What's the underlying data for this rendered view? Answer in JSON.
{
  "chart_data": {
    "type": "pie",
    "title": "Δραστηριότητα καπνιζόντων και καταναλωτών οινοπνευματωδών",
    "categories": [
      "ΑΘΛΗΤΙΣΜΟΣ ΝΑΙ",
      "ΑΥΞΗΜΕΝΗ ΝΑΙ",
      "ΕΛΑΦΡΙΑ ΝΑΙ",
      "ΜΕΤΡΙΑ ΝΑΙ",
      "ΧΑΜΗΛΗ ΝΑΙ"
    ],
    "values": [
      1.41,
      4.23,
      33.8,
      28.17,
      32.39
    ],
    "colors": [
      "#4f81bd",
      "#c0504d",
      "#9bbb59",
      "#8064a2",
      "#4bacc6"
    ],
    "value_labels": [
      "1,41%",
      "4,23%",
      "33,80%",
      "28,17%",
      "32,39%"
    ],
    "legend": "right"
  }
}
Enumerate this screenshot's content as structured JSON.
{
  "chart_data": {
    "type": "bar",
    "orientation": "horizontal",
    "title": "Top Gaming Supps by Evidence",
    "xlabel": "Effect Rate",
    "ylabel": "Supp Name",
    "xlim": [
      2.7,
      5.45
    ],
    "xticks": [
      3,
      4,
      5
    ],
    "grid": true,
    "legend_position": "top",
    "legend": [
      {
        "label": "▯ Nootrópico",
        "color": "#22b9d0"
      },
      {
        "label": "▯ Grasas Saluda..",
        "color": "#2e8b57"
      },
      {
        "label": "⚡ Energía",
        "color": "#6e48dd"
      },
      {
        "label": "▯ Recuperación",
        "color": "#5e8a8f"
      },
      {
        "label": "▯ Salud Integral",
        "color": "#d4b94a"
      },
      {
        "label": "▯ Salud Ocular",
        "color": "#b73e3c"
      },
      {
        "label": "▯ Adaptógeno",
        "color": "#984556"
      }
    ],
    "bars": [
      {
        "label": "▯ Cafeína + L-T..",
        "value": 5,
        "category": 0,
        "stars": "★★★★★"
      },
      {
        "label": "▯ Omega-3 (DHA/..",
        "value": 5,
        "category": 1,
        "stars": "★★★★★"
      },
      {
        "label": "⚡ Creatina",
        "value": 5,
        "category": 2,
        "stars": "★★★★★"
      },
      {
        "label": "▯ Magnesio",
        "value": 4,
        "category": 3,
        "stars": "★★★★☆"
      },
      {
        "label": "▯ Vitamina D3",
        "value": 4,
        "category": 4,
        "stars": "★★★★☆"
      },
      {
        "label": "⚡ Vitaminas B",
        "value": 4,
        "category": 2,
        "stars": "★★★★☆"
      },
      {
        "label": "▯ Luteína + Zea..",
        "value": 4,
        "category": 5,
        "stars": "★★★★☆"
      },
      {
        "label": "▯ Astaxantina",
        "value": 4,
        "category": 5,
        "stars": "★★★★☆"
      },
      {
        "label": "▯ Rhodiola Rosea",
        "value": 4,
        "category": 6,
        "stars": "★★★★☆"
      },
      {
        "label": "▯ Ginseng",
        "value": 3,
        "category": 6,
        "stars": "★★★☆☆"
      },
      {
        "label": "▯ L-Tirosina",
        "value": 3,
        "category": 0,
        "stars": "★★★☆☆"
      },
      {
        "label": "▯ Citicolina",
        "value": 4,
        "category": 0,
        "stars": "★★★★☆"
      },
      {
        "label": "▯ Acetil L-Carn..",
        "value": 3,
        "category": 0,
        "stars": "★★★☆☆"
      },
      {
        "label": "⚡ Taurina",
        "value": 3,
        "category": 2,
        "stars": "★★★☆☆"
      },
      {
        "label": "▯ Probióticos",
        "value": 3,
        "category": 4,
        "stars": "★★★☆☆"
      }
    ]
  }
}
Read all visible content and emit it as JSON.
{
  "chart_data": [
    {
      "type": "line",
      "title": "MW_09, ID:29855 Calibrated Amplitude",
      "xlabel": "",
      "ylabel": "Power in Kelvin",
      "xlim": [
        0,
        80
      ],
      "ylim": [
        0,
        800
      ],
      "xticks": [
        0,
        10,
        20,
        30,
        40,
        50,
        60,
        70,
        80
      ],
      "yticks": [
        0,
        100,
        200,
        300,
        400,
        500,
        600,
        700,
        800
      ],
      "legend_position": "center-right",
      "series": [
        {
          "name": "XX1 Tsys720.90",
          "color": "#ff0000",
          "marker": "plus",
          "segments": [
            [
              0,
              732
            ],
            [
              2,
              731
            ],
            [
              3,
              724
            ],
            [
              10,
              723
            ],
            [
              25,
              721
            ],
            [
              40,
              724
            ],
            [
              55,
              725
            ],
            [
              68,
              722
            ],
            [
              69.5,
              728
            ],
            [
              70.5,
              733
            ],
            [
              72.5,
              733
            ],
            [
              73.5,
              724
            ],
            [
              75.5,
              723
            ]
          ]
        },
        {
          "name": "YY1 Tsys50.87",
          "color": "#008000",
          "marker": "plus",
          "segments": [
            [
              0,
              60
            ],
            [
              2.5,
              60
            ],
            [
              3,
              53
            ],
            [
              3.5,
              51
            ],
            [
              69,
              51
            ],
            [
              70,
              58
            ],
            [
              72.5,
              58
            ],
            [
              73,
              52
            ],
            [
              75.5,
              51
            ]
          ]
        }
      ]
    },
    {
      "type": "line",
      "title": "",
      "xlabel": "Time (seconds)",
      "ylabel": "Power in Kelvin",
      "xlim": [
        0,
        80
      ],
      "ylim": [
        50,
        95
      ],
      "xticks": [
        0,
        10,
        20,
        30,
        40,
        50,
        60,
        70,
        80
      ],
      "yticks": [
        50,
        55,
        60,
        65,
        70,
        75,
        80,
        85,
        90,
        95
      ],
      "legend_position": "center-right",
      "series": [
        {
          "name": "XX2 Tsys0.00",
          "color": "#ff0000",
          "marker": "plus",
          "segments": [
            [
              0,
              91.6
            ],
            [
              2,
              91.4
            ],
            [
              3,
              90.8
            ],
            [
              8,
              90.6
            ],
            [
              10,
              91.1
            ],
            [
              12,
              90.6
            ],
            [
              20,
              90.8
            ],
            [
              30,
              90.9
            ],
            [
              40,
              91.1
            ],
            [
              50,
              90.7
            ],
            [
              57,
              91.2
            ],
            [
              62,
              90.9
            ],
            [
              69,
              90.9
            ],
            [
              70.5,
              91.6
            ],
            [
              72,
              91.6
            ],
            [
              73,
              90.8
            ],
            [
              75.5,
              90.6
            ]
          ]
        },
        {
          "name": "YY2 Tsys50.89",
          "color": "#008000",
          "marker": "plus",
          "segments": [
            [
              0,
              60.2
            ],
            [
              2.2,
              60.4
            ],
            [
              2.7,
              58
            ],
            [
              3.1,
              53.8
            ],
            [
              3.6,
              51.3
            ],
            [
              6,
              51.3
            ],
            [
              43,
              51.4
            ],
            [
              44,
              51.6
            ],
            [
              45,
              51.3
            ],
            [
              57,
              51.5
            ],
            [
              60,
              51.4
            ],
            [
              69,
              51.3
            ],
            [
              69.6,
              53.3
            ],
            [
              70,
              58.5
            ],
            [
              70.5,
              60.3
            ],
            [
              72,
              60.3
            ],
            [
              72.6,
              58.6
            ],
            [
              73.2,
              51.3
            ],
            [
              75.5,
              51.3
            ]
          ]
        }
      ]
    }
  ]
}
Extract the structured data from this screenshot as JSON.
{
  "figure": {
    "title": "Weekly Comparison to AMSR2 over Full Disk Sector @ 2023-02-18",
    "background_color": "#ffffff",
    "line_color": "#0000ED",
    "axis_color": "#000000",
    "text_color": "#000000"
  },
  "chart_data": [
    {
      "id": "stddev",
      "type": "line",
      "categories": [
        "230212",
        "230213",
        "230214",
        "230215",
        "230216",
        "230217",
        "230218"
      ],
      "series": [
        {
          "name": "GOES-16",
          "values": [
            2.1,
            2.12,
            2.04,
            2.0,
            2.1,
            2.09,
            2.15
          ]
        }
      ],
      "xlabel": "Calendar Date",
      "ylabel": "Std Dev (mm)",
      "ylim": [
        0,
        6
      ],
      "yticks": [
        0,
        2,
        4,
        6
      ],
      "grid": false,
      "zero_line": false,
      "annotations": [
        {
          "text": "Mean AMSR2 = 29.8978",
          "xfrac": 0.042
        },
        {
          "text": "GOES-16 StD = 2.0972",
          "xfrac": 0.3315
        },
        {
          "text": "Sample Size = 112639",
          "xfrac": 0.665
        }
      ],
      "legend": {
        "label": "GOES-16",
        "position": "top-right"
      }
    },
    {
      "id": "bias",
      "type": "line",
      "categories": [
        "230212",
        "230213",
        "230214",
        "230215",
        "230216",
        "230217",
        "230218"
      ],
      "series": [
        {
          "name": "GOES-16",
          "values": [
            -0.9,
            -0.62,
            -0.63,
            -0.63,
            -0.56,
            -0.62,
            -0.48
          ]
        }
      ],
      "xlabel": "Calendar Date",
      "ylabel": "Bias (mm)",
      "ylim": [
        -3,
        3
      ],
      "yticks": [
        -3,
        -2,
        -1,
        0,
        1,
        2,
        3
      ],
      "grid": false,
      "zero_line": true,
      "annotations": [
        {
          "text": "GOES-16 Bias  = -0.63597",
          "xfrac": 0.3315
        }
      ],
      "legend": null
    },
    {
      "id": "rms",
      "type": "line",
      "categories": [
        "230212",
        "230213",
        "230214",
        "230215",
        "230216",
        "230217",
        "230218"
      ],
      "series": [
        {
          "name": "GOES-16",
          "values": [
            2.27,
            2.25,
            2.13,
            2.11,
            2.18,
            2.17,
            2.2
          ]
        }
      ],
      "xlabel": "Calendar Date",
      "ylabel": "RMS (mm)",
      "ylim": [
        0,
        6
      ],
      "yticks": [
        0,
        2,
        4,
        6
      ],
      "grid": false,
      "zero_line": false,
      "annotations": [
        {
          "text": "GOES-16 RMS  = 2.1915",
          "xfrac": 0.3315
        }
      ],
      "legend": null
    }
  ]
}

+---+

Gather from the data above every line with the string "screenshot".

▸ **RESULT OF THE EXERCISE**
Enumerate this screenshot's content as structured JSON.
Extract the structured data from this screenshot as JSON.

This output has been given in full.